*Work required*
Return the records exactly as they are.
----- Material to process -----
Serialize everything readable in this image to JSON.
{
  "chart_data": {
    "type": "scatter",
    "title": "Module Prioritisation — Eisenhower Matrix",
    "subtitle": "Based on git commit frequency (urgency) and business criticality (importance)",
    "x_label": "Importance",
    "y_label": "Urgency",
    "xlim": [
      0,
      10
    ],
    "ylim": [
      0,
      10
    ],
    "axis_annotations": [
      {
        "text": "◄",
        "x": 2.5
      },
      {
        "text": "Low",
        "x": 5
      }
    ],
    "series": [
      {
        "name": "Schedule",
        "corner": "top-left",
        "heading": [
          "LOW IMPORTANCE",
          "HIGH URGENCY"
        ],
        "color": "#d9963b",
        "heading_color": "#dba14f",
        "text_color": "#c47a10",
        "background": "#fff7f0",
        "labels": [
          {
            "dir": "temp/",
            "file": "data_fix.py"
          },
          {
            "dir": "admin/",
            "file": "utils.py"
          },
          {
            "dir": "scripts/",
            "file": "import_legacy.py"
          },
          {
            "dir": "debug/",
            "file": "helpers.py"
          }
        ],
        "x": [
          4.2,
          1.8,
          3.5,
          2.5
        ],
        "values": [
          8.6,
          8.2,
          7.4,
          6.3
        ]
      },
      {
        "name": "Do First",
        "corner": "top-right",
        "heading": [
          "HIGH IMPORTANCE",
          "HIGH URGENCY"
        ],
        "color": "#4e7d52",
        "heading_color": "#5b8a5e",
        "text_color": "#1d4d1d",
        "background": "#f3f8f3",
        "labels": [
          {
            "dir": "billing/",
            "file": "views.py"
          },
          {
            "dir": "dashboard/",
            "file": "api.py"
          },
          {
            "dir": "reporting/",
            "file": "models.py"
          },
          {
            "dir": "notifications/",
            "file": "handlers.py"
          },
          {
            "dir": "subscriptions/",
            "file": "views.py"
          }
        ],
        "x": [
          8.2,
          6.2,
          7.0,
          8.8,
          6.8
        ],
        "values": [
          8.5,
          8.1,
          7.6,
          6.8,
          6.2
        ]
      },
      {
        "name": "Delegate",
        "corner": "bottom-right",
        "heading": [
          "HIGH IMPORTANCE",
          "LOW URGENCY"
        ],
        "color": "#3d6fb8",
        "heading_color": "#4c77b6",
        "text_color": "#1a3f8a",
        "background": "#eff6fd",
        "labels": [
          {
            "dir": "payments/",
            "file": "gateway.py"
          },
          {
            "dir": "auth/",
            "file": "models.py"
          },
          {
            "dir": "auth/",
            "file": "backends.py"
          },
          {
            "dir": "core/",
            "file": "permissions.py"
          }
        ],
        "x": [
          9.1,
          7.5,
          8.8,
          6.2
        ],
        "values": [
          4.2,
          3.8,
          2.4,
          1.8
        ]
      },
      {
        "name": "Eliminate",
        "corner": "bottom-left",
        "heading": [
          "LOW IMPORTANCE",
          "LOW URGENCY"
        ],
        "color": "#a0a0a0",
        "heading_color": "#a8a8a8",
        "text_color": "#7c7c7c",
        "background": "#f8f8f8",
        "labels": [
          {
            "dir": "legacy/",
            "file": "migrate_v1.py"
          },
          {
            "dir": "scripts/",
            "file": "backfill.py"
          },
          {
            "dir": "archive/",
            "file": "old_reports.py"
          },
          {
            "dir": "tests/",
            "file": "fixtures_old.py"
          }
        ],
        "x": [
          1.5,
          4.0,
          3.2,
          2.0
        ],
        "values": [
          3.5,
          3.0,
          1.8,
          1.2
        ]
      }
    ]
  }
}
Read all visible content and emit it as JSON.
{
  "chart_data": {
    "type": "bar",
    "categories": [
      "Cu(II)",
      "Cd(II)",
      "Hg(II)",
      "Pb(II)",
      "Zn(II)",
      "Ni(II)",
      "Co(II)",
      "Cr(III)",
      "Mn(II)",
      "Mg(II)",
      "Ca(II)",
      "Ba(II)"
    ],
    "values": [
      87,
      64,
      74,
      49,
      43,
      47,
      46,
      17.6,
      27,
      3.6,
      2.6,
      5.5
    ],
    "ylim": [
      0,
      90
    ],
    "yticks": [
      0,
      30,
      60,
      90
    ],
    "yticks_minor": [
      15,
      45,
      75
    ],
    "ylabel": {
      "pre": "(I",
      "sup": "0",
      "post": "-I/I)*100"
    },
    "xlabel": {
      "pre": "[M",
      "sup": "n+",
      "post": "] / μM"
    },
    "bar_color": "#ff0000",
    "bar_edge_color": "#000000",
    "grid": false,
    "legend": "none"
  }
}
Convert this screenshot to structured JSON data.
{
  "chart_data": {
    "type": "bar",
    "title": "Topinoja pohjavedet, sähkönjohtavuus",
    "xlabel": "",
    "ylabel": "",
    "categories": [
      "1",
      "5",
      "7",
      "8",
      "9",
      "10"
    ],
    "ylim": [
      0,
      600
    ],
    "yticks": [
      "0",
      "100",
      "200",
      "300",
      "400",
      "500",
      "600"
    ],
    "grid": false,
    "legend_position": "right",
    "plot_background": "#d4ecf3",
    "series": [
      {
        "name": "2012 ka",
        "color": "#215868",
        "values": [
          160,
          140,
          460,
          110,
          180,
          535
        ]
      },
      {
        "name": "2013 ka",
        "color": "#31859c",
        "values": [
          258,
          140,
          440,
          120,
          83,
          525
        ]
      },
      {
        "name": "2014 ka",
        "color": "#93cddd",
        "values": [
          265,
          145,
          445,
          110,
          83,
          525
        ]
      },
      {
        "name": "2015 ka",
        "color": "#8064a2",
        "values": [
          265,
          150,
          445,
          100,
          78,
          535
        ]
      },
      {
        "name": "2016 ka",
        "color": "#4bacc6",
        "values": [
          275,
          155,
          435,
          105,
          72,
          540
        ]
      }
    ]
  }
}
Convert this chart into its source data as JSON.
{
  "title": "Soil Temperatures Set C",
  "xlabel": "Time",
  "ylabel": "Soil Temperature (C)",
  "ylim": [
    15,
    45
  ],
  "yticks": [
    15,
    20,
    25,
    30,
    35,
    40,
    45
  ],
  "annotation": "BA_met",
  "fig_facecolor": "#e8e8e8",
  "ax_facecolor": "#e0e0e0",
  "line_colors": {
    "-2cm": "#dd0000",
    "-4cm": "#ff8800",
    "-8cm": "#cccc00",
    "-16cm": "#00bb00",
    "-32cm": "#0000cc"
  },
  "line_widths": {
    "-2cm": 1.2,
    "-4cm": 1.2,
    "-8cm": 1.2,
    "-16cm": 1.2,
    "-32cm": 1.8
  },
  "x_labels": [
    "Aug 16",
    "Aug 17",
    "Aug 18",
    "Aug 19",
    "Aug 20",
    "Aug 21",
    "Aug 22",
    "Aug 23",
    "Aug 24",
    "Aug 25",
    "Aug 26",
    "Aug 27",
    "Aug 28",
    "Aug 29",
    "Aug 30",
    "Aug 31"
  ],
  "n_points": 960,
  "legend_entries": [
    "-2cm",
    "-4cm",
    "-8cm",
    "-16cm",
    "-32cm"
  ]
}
-----
*Response*
Serialize everything readable in this image to JSON.
{
  "chart_data": {
    "type": "scatter",
    "title": "Module Prioritisation — Eisenhower Matrix",
    "subtitle": "Based on git commit frequency (urgency) and business criticality (importance)",
    "x_label": "Importance",
    "y_label": "Urgency",
    "xlim": [
      0,
      10
    ],
    "ylim": [
      0,
      10
    ],
    "axis_annotations": [
      {
        "text": "◄",
        "x": 2.5
      },
      {
        "text": "Low",
        "x": 5
      }
    ],
    "series": [
      {
        "name": "Schedule",
        "corner": "top-left",
        "heading": [
          "LOW IMPORTANCE",
          "HIGH URGENCY"
        ],
        "color": "#d9963b",
        "heading_color": "#dba14f",
        "text_color": "#c47a10",
        "background": "#fff7f0",
        "labels": [
          {
            "dir": "temp/",
            "file": "data_fix.py"
          },
          {
            "dir": "admin/",
            "file": "utils.py"
          },
          {
            "dir": "scripts/",
            "file": "import_legacy.py"
          },
          {
            "dir": "debug/",
            "file": "helpers.py"
          }
        ],
        "x": [
          4.2,
          1.8,
          3.5,
          2.5
        ],
        "values": [
          8.6,
          8.2,
          7.4,
          6.3
        ]
      },
      {
        "name": "Do First",
        "corner": "top-right",
        "heading": [
          "HIGH IMPORTANCE",
          "HIGH URGENCY"
        ],
        "color": "#4e7d52",
        "heading_color": "#5b8a5e",
        "text_color": "#1d4d1d",
        "background": "#f3f8f3",
        "labels": [
          {
            "dir": "billing/",
            "file": "views.py"
          },
          {
            "dir": "dashboard/",
            "file": "api.py"
          },
          {
            "dir": "reporting/",
            "file": "models.py"
          },
          {
            "dir": "notifications/",
            "file": "handlers.py"
          },
          {
            "dir": "subscriptions/",
            "file": "views.py"
          }
        ],
        "x": [
          8.2,
          6.2,
          7.0,
          8.8,
          6.8
        ],
        "values": [
          8.5,
          8.1,
          7.6,
          6.8,
          6.2
        ]
      },
      {
        "name": "Delegate",
        "corner": "bottom-right",
        "heading": [
          "HIGH IMPORTANCE",
          "LOW URGENCY"
        ],
        "color": "#3d6fb8",
        "heading_color": "#4c77b6",
        "text_color": "#1a3f8a",
        "background": "#eff6fd",
        "labels": [
          {
            "dir": "payments/",
            "file": "gateway.py"
          },
          {
            "dir": "auth/",
            "file": "models.py"
          },
          {
            "dir": "auth/",
            "file": "backends.py"
          },
          {
            "dir": "core/",
            "file": "permissions.py"
          }
        ],
        "x": [
          9.1,
          7.5,
          8.8,
          6.2
        ],
        "values": [
          4.2,
          3.8,
          2.4,
          1.8
        ]
      },
      {
        "name": "Eliminate",
        "corner": "bottom-left",
        "heading": [
          "LOW IMPORTANCE",
          "LOW URGENCY"
        ],
        "color": "#a0a0a0",
        "heading_color": "#a8a8a8",
        "text_color": "#7c7c7c",
        "background": "#f8f8f8",
        "labels": [
          {
            "dir": "legacy/",
            "file": "migrate_v1.py"
          },
          {
            "dir": "scripts/",
            "file": "backfill.py"
          },
          {
            "dir": "archive/",
            "file": "old_reports.py"
          },
          {
            "dir": "tests/",
            "file": "fixtures_old.py"
          }
        ],
        "x": [
          1.5,
          4.0,
          3.2,
          2.0
        ],
        "values": [
          3.5,
          3.0,
          1.8,
          1.2
        ]
      }
    ]
  }
}
Read all visible content and emit it as JSON.
{
  "chart_data": {
    "type": "bar",
    "categories": [
      "Cu(II)",
      "Cd(II)",
      "Hg(II)",
      "Pb(II)",
      "Zn(II)",
      "Ni(II)",
      "Co(II)",
      "Cr(III)",
      "Mn(II)",
      "Mg(II)",
      "Ca(II)",
      "Ba(II)"
    ],
    "values": [
      87,
      64,
      74,
      49,
      43,
      47,
      46,
      17.6,
      27,
      3.6,
      2.6,
      5.5
    ],
    "ylim": [
      0,
      90
    ],
    "yticks": [
      0,
      30,
      60,
      90
    ],
    "yticks_minor": [
      15,
      45,
      75
    ],
    "ylabel": {
      "pre": "(I",
      "sup": "0",
      "post": "-I/I)*100"
    },
    "xlabel": {
      "pre": "[M",
      "sup": "n+",
      "post": "] / μM"
    },
    "bar_color": "#ff0000",
    "bar_edge_color": "#000000",
    "grid": false,
    "legend": "none"
  }
}
Convert this screenshot to structured JSON data.
{
  "chart_data": {
    "type": "bar",
    "title": "Topinoja pohjavedet, sähkönjohtavuus",
    "xlabel": "",
    "ylabel": "",
    "categories": [
      "1",
      "5",
      "7",
      "8",
      "9",
      "10"
    ],
    "ylim": [
      0,
      600
    ],
    "yticks": [
      "0",
      "100",
      "200",
      "300",
      "400",
      "500",
      "600"
    ],
    "grid": false,
    "legend_position": "right",
    "plot_background": "#d4ecf3",
    "series": [
      {
        "name": "2012 ka",
        "color": "#215868",
        "values": [
          160,
          140,
          460,
          110,
          180,
          535
        ]
      },
      {
        "name": "2013 ka",
        "color": "#31859c",
        "values": [
          258,
          140,
          440,
          120,
          83,
          525
        ]
      },
      {
        "name": "2014 ka",
        "color": "#93cddd",
        "values": [
          265,
          145,
          445,
          110,
          83,
          525
        ]
      },
      {
        "name": "2015 ka",
        "color": "#8064a2",
        "values": [
          265,
          150,
          445,
          100,
          78,
          535
        ]
      },
      {
        "name": "2016 ka",
        "color": "#4bacc6",
        "values": [
          275,
          155,
          435,
          105,
          72,
          540
        ]
      }
    ]
  }
}
Convert this chart into its source data as JSON.
{
  "title": "Soil Temperatures Set C",
  "xlabel": "Time",
  "ylabel": "Soil Temperature (C)",
  "ylim": [
    15,
    45
  ],
  "yticks": [
    15,
    20,
    25,
    30,
    35,
    40,
    45
  ],
  "annotation": "BA_met",
  "fig_facecolor": "#e8e8e8",
  "ax_facecolor": "#e0e0e0",
  "line_colors": {
    "-2cm": "#dd0000",
    "-4cm": "#ff8800",
    "-8cm": "#cccc00",
    "-16cm": "#00bb00",
    "-32cm": "#0000cc"
  },
  "line_widths": {
    "-2cm": 1.2,
    "-4cm": 1.2,
    "-8cm": 1.2,
    "-16cm": 1.2,
    "-32cm": 1.8
  },
  "x_labels": [
    "Aug 16",
    "Aug 17",
    "Aug 18",
    "Aug 19",
    "Aug 20",
    "Aug 21",
    "Aug 22",
    "Aug 23",
    "Aug 24",
    "Aug 25",
    "Aug 26",
    "Aug 27",
    "Aug 28",
    "Aug 29",
    "Aug 30",
    "Aug 31"
  ],
  "n_points": 960,
  "legend_entries": [
    "-2cm",
    "-4cm",
    "-8cm",
    "-16cm",
    "-32cm"
  ]
}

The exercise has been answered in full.